Written problem -> Lift every line from the entries that includes the word "JSON".

---

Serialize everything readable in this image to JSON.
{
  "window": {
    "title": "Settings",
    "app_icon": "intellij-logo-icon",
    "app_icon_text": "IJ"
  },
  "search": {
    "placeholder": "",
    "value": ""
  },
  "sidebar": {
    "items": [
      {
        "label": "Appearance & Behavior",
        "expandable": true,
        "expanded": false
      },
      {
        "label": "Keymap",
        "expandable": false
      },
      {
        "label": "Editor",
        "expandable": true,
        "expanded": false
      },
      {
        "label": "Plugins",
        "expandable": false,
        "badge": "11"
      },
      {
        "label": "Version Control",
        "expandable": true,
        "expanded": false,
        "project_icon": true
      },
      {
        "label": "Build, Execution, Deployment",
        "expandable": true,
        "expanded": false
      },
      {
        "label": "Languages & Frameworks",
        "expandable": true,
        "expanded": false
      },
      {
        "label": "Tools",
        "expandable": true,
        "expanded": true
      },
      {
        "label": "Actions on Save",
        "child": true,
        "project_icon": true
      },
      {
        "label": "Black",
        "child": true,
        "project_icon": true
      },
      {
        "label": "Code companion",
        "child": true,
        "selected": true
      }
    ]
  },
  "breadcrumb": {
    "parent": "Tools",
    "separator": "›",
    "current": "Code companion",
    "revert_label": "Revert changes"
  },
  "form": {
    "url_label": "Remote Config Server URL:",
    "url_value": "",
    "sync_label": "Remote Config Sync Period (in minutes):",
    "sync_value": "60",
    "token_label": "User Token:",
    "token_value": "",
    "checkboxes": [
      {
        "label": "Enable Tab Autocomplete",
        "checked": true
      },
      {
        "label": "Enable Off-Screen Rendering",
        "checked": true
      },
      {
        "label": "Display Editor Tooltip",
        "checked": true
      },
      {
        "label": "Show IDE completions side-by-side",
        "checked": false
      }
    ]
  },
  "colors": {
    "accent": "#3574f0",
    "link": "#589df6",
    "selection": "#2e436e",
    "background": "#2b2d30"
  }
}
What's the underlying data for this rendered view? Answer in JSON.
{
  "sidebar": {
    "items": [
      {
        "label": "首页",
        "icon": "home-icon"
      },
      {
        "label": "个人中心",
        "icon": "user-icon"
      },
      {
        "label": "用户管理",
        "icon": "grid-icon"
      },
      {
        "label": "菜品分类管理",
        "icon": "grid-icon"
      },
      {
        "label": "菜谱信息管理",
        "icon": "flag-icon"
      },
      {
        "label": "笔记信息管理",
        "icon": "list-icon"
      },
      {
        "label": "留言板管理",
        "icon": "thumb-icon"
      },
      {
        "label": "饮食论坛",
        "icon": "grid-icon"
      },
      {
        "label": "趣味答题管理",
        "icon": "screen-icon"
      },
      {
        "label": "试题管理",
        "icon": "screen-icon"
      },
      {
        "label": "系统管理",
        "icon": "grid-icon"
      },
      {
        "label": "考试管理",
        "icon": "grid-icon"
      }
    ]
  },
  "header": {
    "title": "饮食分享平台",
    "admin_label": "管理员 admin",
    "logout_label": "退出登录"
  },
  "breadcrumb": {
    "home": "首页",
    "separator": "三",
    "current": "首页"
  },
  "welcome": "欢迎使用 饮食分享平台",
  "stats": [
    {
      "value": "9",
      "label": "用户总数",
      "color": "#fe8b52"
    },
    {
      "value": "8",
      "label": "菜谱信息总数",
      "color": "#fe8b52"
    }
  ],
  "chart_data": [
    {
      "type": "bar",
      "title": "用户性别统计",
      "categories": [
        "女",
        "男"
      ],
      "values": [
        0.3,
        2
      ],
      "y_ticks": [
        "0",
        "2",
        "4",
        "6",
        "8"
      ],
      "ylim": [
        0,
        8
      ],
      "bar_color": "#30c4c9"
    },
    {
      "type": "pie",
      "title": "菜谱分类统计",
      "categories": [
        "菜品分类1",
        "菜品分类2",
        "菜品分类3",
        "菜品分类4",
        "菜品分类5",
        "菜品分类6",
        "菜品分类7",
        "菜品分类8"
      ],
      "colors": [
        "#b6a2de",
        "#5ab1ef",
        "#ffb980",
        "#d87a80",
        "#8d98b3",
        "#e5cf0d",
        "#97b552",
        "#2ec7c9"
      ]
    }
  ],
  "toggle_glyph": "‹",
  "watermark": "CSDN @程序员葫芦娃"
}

---

Response to this exercise ->
Serialize everything readable in this image to JSON.
What's the underlying data for this rendered view? Answer in JSON.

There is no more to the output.